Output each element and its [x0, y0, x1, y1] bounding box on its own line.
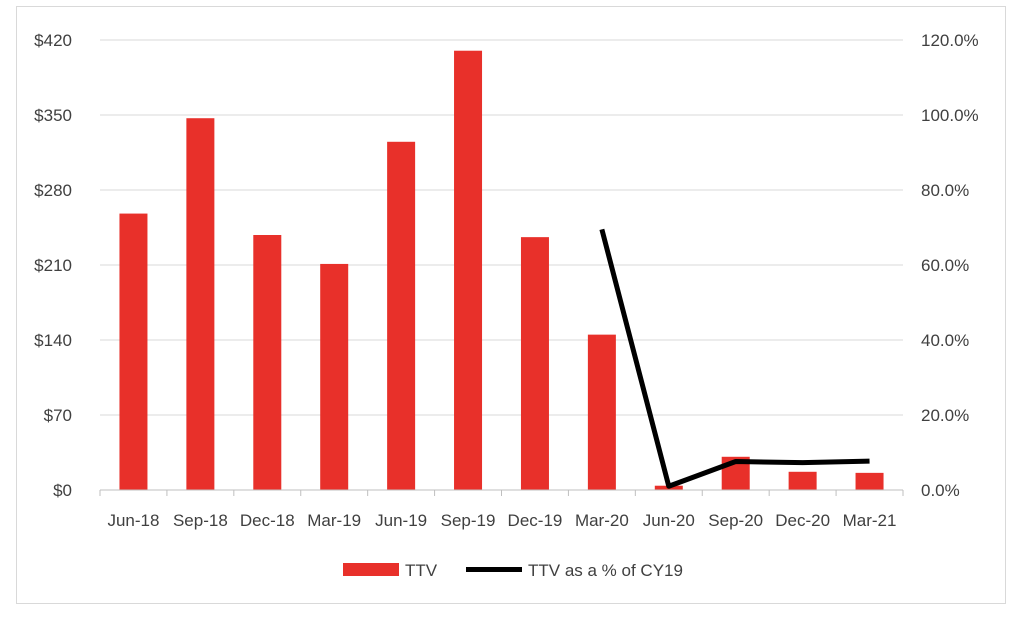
- x-tick-label: Dec-19: [508, 511, 563, 530]
- x-tick-label: Jun-18: [107, 511, 159, 530]
- bar-mar-19: [320, 263, 349, 490]
- chart-frame: [16, 6, 1006, 604]
- bar-dec-19: [520, 237, 549, 490]
- y-right-tick-label: 120.0%: [921, 31, 979, 50]
- legend-swatch-ttv: [343, 563, 399, 576]
- x-tick-label: Jun-19: [375, 511, 427, 530]
- x-axis-tick-labels: Jun-18 Sep-18 Dec-18 Mar-19 Jun-19 Sep-19 Dec-…: [107, 511, 896, 530]
- line-ttv-pct: [599, 228, 870, 489]
- y-left-tick-label: $420: [34, 31, 72, 50]
- y-right-tick-label: 0.0%: [921, 481, 960, 500]
- x-tick-label: Dec-20: [775, 511, 830, 530]
- y-axis-left: $0 $70 $140 $210 $280 $350 $420: [34, 31, 72, 500]
- y-left-tick-label: $0: [53, 481, 72, 500]
- y-right-tick-label: 40.0%: [921, 331, 969, 350]
- line-series-ttv-pct: [599, 228, 870, 489]
- legend-label-ttv-pct: TTV as a % of CY19: [528, 561, 683, 580]
- y-right-tick-label: 60.0%: [921, 256, 969, 275]
- bar-sep-19: [454, 50, 483, 490]
- x-tick-label: Sep-19: [441, 511, 496, 530]
- x-axis: [99, 489, 904, 496]
- bar-mar-20: [587, 334, 616, 490]
- x-tick-label: Sep-20: [708, 511, 763, 530]
- y-left-tick-label: $210: [34, 256, 72, 275]
- x-tick-label: Jun-20: [643, 511, 695, 530]
- bar-dec-20: [788, 471, 817, 490]
- y-left-tick-label: $140: [34, 331, 72, 350]
- y-right-tick-label: 20.0%: [921, 406, 969, 425]
- legend: TTV TTV as a % of CY19: [343, 561, 683, 580]
- bar-jun-19: [387, 141, 416, 491]
- x-tick-label: Mar-21: [843, 511, 897, 530]
- bar-mar-21: [855, 472, 884, 490]
- bar-series-ttv: [119, 50, 884, 491]
- gridlines: [100, 39, 903, 416]
- x-tick-label: Dec-18: [240, 511, 295, 530]
- y-left-tick-label: $350: [34, 106, 72, 125]
- x-tick-label: Mar-20: [575, 511, 629, 530]
- bar-jun-18: [119, 213, 148, 491]
- legend-label-ttv: TTV: [405, 561, 438, 580]
- y-right-tick-label: 80.0%: [921, 181, 969, 200]
- y-right-tick-label: 100.0%: [921, 106, 979, 125]
- bar-sep-18: [186, 118, 215, 490]
- x-tick-label: Mar-19: [307, 511, 361, 530]
- y-axis-right: 0.0% 20.0% 40.0% 60.0% 80.0% 100.0% 120.0%: [921, 31, 979, 500]
- y-left-tick-label: $280: [34, 181, 72, 200]
- y-left-tick-label: $70: [44, 406, 72, 425]
- bar-dec-18: [253, 235, 282, 490]
- x-tick-label: Sep-18: [173, 511, 228, 530]
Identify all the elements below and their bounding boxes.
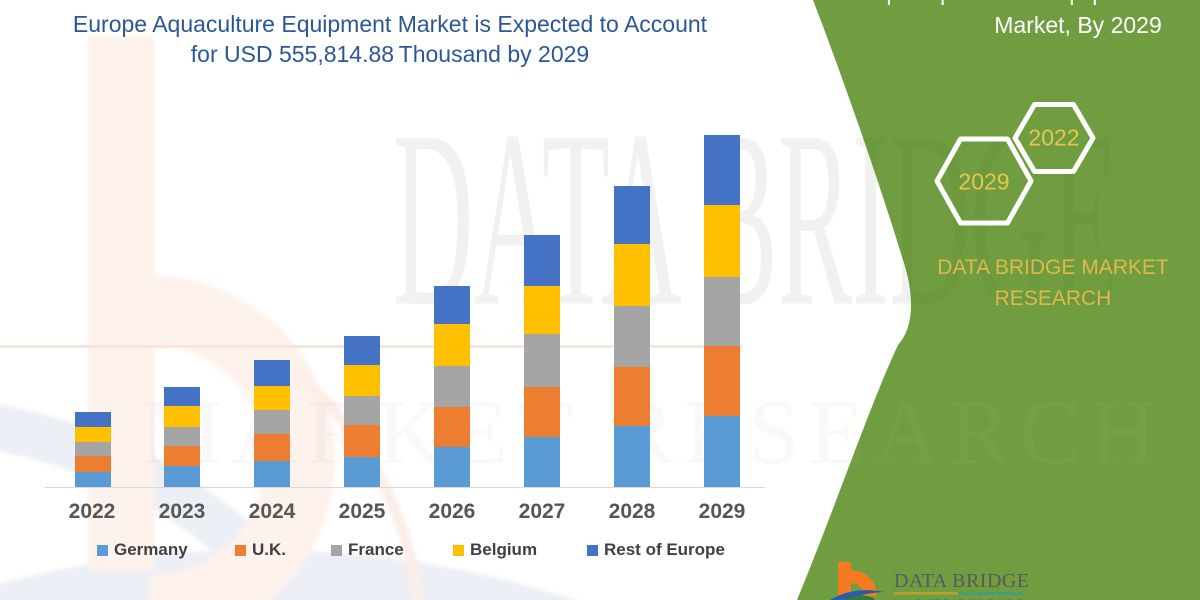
svg-text:DATA BRIDGE: DATA BRIDGE [894, 570, 1030, 592]
svg-text:2029: 2029 [958, 169, 1009, 195]
svg-text:MARKET RESEARCH: MARKET RESEARCH [894, 598, 1036, 600]
svg-text:2022: 2022 [1028, 125, 1079, 151]
svg-text:MARKET RESEARCH: MARKET RESEARCH [140, 381, 1165, 483]
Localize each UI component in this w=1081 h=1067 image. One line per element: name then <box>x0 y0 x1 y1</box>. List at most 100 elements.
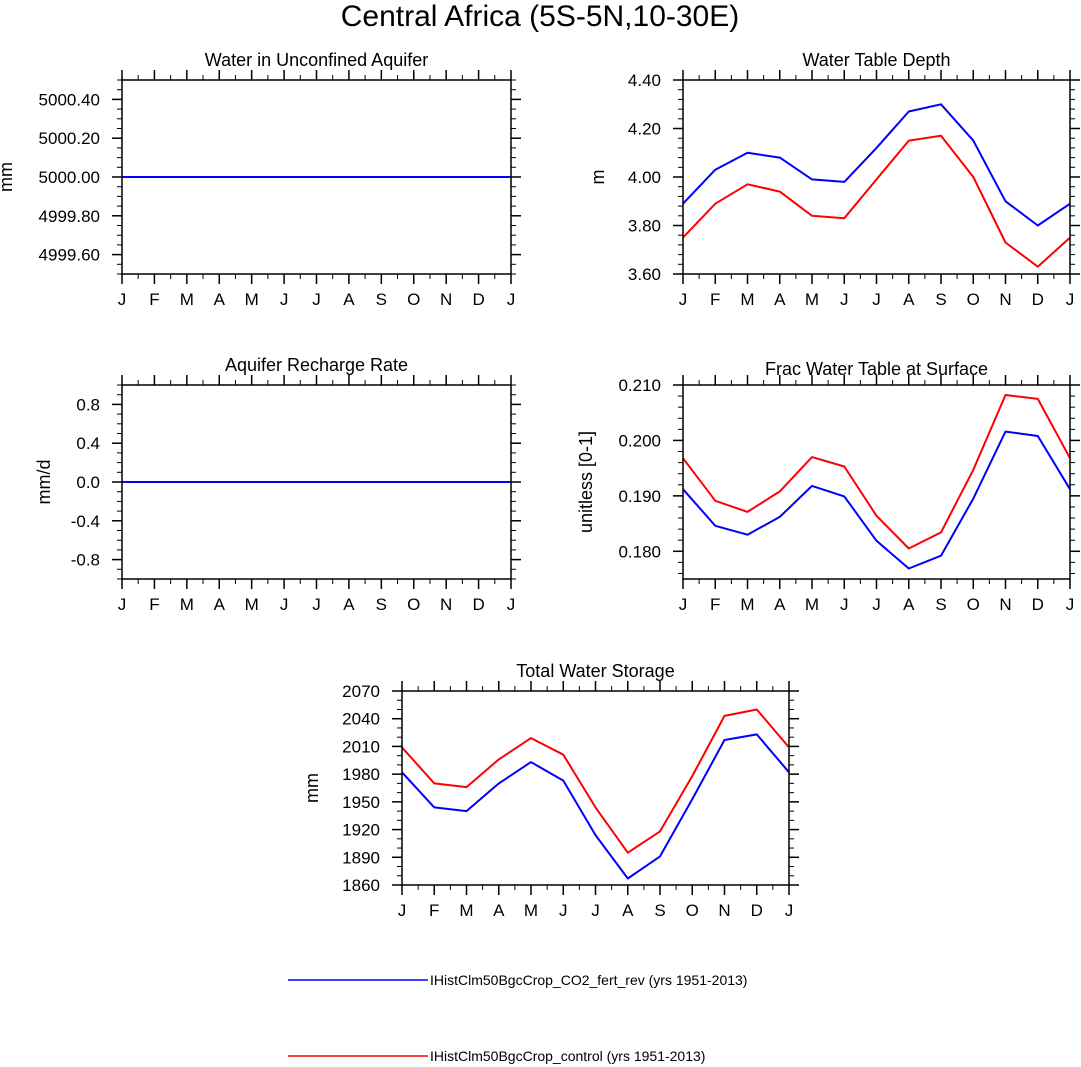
x-tick-label: J <box>312 290 321 309</box>
x-tick-label: J <box>1066 290 1075 309</box>
x-tick-label: A <box>493 901 505 920</box>
x-tick-label: J <box>398 901 407 920</box>
x-tick-label: N <box>440 595 452 614</box>
x-tick-label: J <box>507 290 516 309</box>
x-tick-label: O <box>967 290 980 309</box>
series-line-1 <box>682 134 1071 268</box>
y-tick-label: 5000.20 <box>39 129 100 148</box>
x-tick-label: J <box>591 901 600 920</box>
x-tick-label: D <box>751 901 763 920</box>
legend: IHistClm50BgcCrop_CO2_fert_rev (yrs 1951… <box>288 972 747 1064</box>
x-tick-label: F <box>149 290 159 309</box>
chart-panel-3: Frac Water Table at Surface unitless [0-1… <box>576 359 1080 614</box>
x-tick-label: S <box>376 595 387 614</box>
y-axis-label: unitless [0-1] <box>576 431 596 533</box>
y-tick-label: 0.0 <box>76 473 100 492</box>
panel-title: Water in Unconfined Aquifer <box>205 50 428 70</box>
x-tick-label: M <box>180 595 194 614</box>
x-tick-label: A <box>903 290 915 309</box>
y-tick-label: 4.20 <box>628 120 661 139</box>
x-tick-label: O <box>407 595 420 614</box>
x-tick-label: J <box>840 290 849 309</box>
y-tick-label: 1950 <box>342 793 380 812</box>
y-tick-label: 1860 <box>342 876 380 895</box>
x-tick-label: M <box>524 901 538 920</box>
x-tick-label: O <box>967 595 980 614</box>
y-tick-label: 1920 <box>342 821 380 840</box>
x-tick-label: J <box>559 901 568 920</box>
x-tick-label: A <box>343 595 355 614</box>
x-tick-label: J <box>872 290 881 309</box>
x-tick-label: F <box>429 901 439 920</box>
y-tick-label: 4999.60 <box>39 246 100 265</box>
plot-frame <box>682 384 1071 580</box>
y-tick-label: 0.180 <box>618 542 661 561</box>
x-tick-label: S <box>376 290 387 309</box>
x-tick-label: D <box>472 595 484 614</box>
y-tick-label: 4.00 <box>628 168 661 187</box>
y-tick-label: 5000.00 <box>39 168 100 187</box>
y-tick-label: 2040 <box>342 710 380 729</box>
x-tick-label: D <box>1032 290 1044 309</box>
x-tick-label: J <box>872 595 881 614</box>
y-tick-label: 0.190 <box>618 487 661 506</box>
series-line-1 <box>401 708 790 854</box>
y-tick-label: 4999.80 <box>39 207 100 226</box>
x-tick-label: F <box>710 290 720 309</box>
x-tick-label: J <box>679 595 688 614</box>
x-tick-label: M <box>459 901 473 920</box>
y-tick-label: 3.60 <box>628 265 661 284</box>
x-tick-label: M <box>740 595 754 614</box>
x-tick-label: M <box>245 290 259 309</box>
x-tick-label: F <box>710 595 720 614</box>
y-tick-label: -0.8 <box>71 551 100 570</box>
x-tick-label: J <box>785 901 794 920</box>
x-tick-label: A <box>214 290 226 309</box>
series-line-0 <box>682 430 1071 570</box>
x-tick-label: M <box>245 595 259 614</box>
x-tick-label: J <box>118 595 127 614</box>
y-tick-label: 3.80 <box>628 217 661 236</box>
x-tick-label: A <box>214 595 226 614</box>
x-tick-label: S <box>935 290 946 309</box>
y-axis-label: mm <box>0 162 16 192</box>
x-tick-label: J <box>312 595 321 614</box>
x-tick-label: J <box>1066 595 1075 614</box>
y-tick-label: 0.8 <box>76 395 100 414</box>
x-tick-label: F <box>149 595 159 614</box>
x-tick-label: M <box>805 290 819 309</box>
x-tick-label: J <box>507 595 516 614</box>
x-tick-label: J <box>679 290 688 309</box>
y-tick-label: 0.210 <box>618 376 661 395</box>
x-tick-label: N <box>718 901 730 920</box>
x-tick-label: S <box>654 901 665 920</box>
y-axis-label: mm/d <box>34 460 54 505</box>
y-tick-label: -0.4 <box>71 512 100 531</box>
legend-label-1: IHistClm50BgcCrop_control (yrs 1951-2013… <box>430 1048 705 1064</box>
y-tick-label: 4.40 <box>628 71 661 90</box>
x-tick-label: A <box>903 595 915 614</box>
x-tick-label: A <box>774 595 786 614</box>
plot-frame <box>121 79 512 275</box>
series-line-1 <box>682 394 1071 550</box>
x-tick-label: S <box>935 595 946 614</box>
panel-title: Total Water Storage <box>516 661 674 681</box>
y-tick-label: 2010 <box>342 737 380 756</box>
x-tick-label: O <box>407 290 420 309</box>
y-axis-label: mm <box>302 773 322 803</box>
panel-title: Frac Water Table at Surface <box>765 359 988 379</box>
y-tick-label: 1980 <box>342 765 380 784</box>
series-line-0 <box>682 103 1071 227</box>
x-tick-label: M <box>740 290 754 309</box>
plot-frame <box>682 79 1071 275</box>
x-tick-label: A <box>343 290 355 309</box>
x-tick-label: J <box>840 595 849 614</box>
x-tick-label: J <box>118 290 127 309</box>
y-tick-label: 5000.40 <box>39 90 100 109</box>
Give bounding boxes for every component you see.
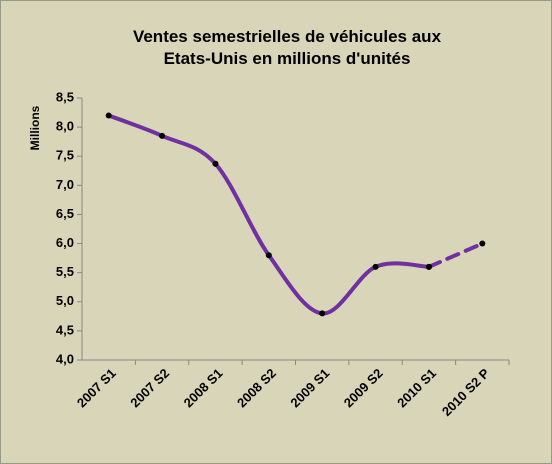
marker [265,252,272,259]
y-tick-label: 4,0 [56,351,74,366]
y-tick-label: 6,5 [56,206,74,221]
marker [479,240,486,247]
marker [319,310,326,317]
chart-title: Ventes semestrielles de véhicules aux [133,27,442,46]
marker [212,160,219,167]
y-tick-label: 8,0 [56,119,74,134]
y-axis-label: Millions [28,105,42,150]
y-tick-label: 5,0 [56,293,74,308]
marker [425,263,432,270]
line [426,241,485,269]
marker [372,263,379,270]
marker [159,132,166,139]
y-tick-label: 8,5 [56,89,74,104]
y-tick-label: 6,0 [56,235,74,250]
marker [105,112,112,119]
y-tick-label: 4,5 [56,322,74,337]
y-tick-label: 5,5 [56,264,74,279]
y-tick-label: 7,0 [56,177,74,192]
y-tick-label: 7,5 [56,148,74,163]
chart-title: Etats-Unis en millions d'unités [164,49,411,68]
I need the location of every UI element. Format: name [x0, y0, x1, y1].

____________________

Update the material from the line containing "- x-tick-label: Dec-19: [508, 511, 563, 530]" up to and including the line containing "- x-tick-label: Jun-19: [375, 511, 427, 530]", replacing "x-tick-label" with "x-axis-label" and leaving everything else unchanged. Return only those lines.

- x-axis-label: Dec-19: [508, 511, 563, 530]
- x-axis-label: Jun-18: [107, 511, 159, 530]
- bar-mar-19: [320, 263, 349, 490]
- chart-frame: [16, 6, 1006, 604]
- bar-dec-19: [520, 237, 549, 490]
- y-right-tick-label: 120.0%: [921, 31, 979, 50]
- legend-swatch-ttv: [343, 563, 399, 576]
- x-axis-label: Jun-19: [375, 511, 427, 530]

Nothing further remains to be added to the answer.